Exercise brief
Among the entries, which lines carry the string "name"? Copy each of them.

Extracted data
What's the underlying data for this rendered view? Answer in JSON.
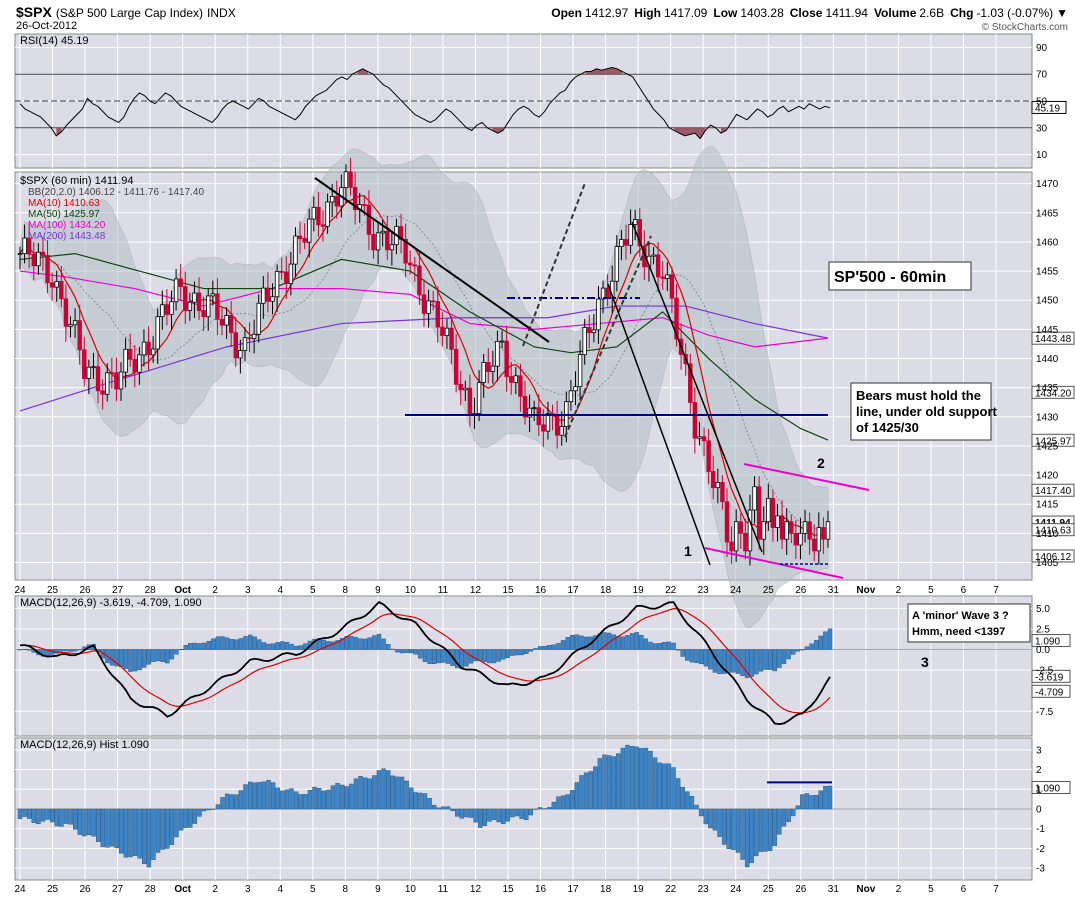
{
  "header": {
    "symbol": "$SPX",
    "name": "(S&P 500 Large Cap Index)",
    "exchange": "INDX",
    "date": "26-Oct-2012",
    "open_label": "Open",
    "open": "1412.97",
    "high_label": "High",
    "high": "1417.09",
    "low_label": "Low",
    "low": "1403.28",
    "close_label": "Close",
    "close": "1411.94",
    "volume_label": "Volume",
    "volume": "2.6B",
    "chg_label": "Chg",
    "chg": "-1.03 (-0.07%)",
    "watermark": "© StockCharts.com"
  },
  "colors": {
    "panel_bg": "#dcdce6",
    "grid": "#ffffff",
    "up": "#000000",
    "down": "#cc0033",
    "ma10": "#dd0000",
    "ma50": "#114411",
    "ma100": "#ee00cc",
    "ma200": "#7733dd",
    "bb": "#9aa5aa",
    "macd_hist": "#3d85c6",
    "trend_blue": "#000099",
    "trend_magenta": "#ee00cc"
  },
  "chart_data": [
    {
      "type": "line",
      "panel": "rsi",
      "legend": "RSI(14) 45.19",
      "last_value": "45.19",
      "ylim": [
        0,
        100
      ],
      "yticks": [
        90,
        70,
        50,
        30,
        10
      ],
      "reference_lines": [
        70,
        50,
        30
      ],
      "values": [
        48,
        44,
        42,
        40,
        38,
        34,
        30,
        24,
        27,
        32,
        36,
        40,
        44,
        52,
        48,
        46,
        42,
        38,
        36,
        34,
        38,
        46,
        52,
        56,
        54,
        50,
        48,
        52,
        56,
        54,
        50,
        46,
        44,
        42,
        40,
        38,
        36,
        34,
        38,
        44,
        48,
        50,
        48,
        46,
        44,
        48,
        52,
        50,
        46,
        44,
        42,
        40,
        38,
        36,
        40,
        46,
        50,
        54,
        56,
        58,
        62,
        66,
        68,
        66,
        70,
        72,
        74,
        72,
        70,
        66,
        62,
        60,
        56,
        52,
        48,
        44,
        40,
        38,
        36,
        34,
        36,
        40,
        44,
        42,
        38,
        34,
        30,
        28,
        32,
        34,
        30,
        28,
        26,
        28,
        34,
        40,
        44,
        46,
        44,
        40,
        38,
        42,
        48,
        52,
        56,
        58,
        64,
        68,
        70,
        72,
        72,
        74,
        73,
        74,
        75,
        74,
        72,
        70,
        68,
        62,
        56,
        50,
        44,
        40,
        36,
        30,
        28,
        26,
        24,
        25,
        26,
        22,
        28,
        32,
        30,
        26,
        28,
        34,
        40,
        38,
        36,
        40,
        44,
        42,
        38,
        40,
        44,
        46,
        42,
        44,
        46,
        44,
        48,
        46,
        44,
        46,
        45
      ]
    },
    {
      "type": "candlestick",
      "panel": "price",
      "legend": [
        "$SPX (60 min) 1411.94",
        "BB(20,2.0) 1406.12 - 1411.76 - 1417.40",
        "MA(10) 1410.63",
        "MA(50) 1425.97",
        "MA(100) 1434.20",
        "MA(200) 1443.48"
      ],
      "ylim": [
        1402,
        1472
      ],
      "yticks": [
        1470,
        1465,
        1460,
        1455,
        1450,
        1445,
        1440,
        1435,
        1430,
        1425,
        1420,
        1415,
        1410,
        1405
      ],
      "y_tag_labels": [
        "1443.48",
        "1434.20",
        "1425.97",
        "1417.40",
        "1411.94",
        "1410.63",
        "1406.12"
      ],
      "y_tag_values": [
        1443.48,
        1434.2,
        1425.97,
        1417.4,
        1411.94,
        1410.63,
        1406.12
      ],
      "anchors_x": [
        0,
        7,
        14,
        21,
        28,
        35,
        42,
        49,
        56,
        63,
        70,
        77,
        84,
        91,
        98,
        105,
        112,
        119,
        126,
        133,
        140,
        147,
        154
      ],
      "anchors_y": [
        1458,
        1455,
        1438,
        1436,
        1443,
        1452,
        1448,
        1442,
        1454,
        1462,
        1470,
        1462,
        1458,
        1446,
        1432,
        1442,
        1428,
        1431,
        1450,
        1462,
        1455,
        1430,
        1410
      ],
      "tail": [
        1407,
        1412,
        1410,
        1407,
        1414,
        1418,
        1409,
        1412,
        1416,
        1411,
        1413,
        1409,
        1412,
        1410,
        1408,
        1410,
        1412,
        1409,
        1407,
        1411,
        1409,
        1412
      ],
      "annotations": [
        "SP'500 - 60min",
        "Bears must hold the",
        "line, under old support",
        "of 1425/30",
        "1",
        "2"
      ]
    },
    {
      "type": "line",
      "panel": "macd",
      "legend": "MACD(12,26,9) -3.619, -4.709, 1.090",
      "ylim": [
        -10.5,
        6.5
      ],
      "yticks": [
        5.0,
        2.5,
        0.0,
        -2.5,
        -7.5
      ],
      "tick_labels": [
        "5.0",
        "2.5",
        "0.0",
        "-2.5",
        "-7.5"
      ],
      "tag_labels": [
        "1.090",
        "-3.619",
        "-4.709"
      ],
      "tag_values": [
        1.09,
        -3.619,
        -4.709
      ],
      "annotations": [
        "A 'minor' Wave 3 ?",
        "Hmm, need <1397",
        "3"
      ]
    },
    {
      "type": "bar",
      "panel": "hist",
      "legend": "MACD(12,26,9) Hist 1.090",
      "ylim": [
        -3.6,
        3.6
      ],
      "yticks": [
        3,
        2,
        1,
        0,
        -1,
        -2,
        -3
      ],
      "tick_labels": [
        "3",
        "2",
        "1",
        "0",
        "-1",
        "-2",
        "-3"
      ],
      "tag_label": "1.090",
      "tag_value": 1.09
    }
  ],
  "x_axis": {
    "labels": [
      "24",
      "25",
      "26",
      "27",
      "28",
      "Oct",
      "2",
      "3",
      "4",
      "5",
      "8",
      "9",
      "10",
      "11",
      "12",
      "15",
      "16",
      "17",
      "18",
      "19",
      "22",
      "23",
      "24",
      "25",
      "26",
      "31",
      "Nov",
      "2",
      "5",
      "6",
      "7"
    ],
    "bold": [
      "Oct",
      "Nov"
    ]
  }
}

==

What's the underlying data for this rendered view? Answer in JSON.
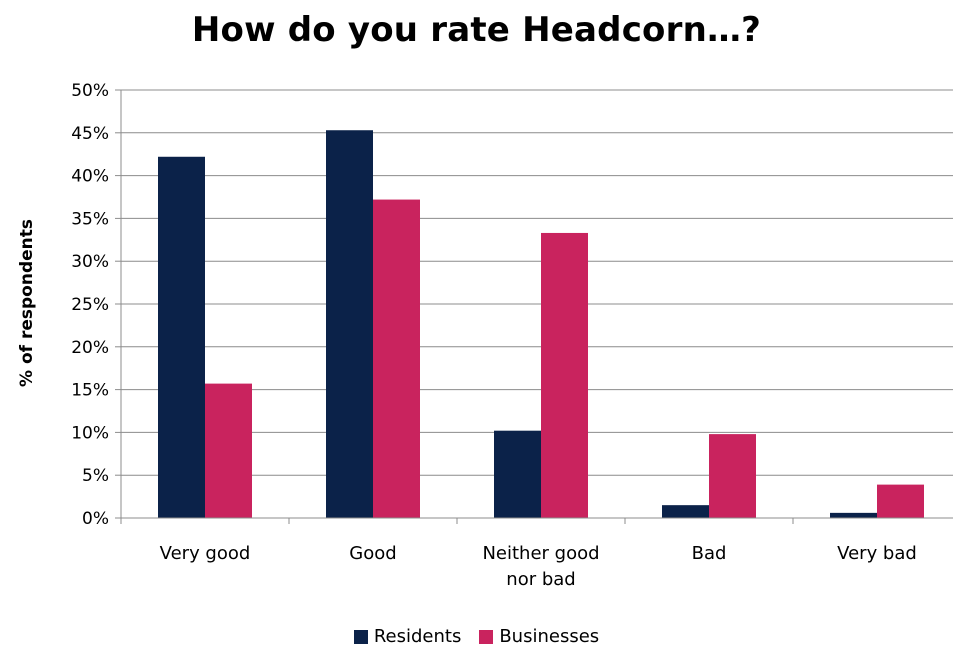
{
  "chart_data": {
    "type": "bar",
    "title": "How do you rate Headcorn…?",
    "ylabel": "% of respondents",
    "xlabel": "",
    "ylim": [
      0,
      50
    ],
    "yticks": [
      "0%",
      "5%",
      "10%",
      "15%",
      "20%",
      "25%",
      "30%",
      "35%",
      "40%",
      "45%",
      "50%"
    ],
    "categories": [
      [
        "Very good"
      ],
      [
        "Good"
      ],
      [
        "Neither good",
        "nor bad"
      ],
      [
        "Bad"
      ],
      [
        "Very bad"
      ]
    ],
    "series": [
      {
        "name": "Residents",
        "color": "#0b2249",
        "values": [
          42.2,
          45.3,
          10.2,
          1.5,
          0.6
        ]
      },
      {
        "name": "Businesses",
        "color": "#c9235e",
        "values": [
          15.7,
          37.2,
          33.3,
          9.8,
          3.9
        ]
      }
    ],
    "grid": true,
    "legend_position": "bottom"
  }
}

Answer for this exercise
    "name": "(S&P 500 Large Cap Index)",
        "name": "Residents",
        "name": "Businesses",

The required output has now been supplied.